-- BEGIN Dataset content --
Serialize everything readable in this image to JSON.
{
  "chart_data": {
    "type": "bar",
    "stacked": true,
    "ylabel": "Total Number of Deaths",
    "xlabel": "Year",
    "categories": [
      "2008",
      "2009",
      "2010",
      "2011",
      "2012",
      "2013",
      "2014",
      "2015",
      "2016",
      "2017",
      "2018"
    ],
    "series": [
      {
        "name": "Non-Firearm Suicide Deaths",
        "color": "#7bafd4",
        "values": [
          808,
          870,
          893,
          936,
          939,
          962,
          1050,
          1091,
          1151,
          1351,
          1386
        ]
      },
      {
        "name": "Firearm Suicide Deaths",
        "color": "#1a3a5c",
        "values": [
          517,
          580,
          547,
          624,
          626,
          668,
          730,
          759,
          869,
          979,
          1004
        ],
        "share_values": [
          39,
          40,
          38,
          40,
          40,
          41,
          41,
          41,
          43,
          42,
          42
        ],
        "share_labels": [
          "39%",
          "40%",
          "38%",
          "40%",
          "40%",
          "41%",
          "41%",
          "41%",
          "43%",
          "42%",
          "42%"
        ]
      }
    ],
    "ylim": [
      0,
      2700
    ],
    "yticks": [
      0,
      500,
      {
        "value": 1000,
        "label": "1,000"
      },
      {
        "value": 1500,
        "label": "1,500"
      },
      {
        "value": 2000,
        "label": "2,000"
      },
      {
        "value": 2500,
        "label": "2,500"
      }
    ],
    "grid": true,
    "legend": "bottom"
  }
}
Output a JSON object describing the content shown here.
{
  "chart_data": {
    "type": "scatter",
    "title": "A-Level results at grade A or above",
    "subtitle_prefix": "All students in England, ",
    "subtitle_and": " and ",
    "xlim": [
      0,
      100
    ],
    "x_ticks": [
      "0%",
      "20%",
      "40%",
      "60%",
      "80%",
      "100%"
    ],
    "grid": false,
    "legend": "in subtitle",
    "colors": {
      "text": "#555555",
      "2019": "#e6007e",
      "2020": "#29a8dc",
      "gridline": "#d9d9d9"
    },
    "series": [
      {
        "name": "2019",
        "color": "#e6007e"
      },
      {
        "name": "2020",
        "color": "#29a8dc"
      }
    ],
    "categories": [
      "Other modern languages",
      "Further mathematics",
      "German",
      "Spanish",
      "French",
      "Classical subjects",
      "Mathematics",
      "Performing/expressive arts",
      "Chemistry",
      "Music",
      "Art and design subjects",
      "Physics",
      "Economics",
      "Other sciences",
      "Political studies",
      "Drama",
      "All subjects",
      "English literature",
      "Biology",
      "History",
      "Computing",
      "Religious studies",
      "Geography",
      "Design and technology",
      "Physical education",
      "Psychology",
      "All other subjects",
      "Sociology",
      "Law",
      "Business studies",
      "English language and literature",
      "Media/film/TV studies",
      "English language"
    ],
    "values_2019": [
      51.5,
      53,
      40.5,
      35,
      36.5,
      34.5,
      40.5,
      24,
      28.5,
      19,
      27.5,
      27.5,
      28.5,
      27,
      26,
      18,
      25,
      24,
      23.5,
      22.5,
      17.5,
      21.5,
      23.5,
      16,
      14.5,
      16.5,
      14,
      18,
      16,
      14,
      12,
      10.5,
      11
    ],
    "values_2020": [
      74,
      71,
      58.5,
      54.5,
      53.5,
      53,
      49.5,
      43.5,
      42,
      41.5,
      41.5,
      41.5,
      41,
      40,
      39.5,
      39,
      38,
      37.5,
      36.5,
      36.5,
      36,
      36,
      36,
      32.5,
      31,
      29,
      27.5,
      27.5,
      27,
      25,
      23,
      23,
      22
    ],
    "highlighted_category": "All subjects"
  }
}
-- END Dataset content --
Prompt | Print the listing above in its entirety, with every line exact.

The completed task |
Serialize everything readable in this image to JSON.
{
  "chart_data": {
    "type": "bar",
    "stacked": true,
    "ylabel": "Total Number of Deaths",
    "xlabel": "Year",
    "categories": [
      "2008",
      "2009",
      "2010",
      "2011",
      "2012",
      "2013",
      "2014",
      "2015",
      "2016",
      "2017",
      "2018"
    ],
    "series": [
      {
        "name": "Non-Firearm Suicide Deaths",
        "color": "#7bafd4",
        "values": [
          808,
          870,
          893,
          936,
          939,
          962,
          1050,
          1091,
          1151,
          1351,
          1386
        ]
      },
      {
        "name": "Firearm Suicide Deaths",
        "color": "#1a3a5c",
        "values": [
          517,
          580,
          547,
          624,
          626,
          668,
          730,
          759,
          869,
          979,
          1004
        ],
        "share_values": [
          39,
          40,
          38,
          40,
          40,
          41,
          41,
          41,
          43,
          42,
          42
        ],
        "share_labels": [
          "39%",
          "40%",
          "38%",
          "40%",
          "40%",
          "41%",
          "41%",
          "41%",
          "43%",
          "42%",
          "42%"
        ]
      }
    ],
    "ylim": [
      0,
      2700
    ],
    "yticks": [
      0,
      500,
      {
        "value": 1000,
        "label": "1,000"
      },
      {
        "value": 1500,
        "label": "1,500"
      },
      {
        "value": 2000,
        "label": "2,000"
      },
      {
        "value": 2500,
        "label": "2,500"
      }
    ],
    "grid": true,
    "legend": "bottom"
  }
}
Output a JSON object describing the content shown here.
{
  "chart_data": {
    "type": "scatter",
    "title": "A-Level results at grade A or above",
    "subtitle_prefix": "All students in England, ",
    "subtitle_and": " and ",
    "xlim": [
      0,
      100
    ],
    "x_ticks": [
      "0%",
      "20%",
      "40%",
      "60%",
      "80%",
      "100%"
    ],
    "grid": false,
    "legend": "in subtitle",
    "colors": {
      "text": "#555555",
      "2019": "#e6007e",
      "2020": "#29a8dc",
      "gridline": "#d9d9d9"
    },
    "series": [
      {
        "name": "2019",
        "color": "#e6007e"
      },
      {
        "name": "2020",
        "color": "#29a8dc"
      }
    ],
    "categories": [
      "Other modern languages",
      "Further mathematics",
      "German",
      "Spanish",
      "French",
      "Classical subjects",
      "Mathematics",
      "Performing/expressive arts",
      "Chemistry",
      "Music",
      "Art and design subjects",
      "Physics",
      "Economics",
      "Other sciences",
      "Political studies",
      "Drama",
      "All subjects",
      "English literature",
      "Biology",
      "History",
      "Computing",
      "Religious studies",
      "Geography",
      "Design and technology",
      "Physical education",
      "Psychology",
      "All other subjects",
      "Sociology",
      "Law",
      "Business studies",
      "English language and literature",
      "Media/film/TV studies",
      "English language"
    ],
    "values_2019": [
      51.5,
      53,
      40.5,
      35,
      36.5,
      34.5,
      40.5,
      24,
      28.5,
      19,
      27.5,
      27.5,
      28.5,
      27,
      26,
      18,
      25,
      24,
      23.5,
      22.5,
      17.5,
      21.5,
      23.5,
      16,
      14.5,
      16.5,
      14,
      18,
      16,
      14,
      12,
      10.5,
      11
    ],
    "values_2020": [
      74,
      71,
      58.5,
      54.5,
      53.5,
      53,
      49.5,
      43.5,
      42,
      41.5,
      41.5,
      41.5,
      41,
      40,
      39.5,
      39,
      38,
      37.5,
      36.5,
      36.5,
      36,
      36,
      36,
      32.5,
      31,
      29,
      27.5,
      27.5,
      27,
      25,
      23,
      23,
      22
    ],
    "highlighted_category": "All subjects"
  }
}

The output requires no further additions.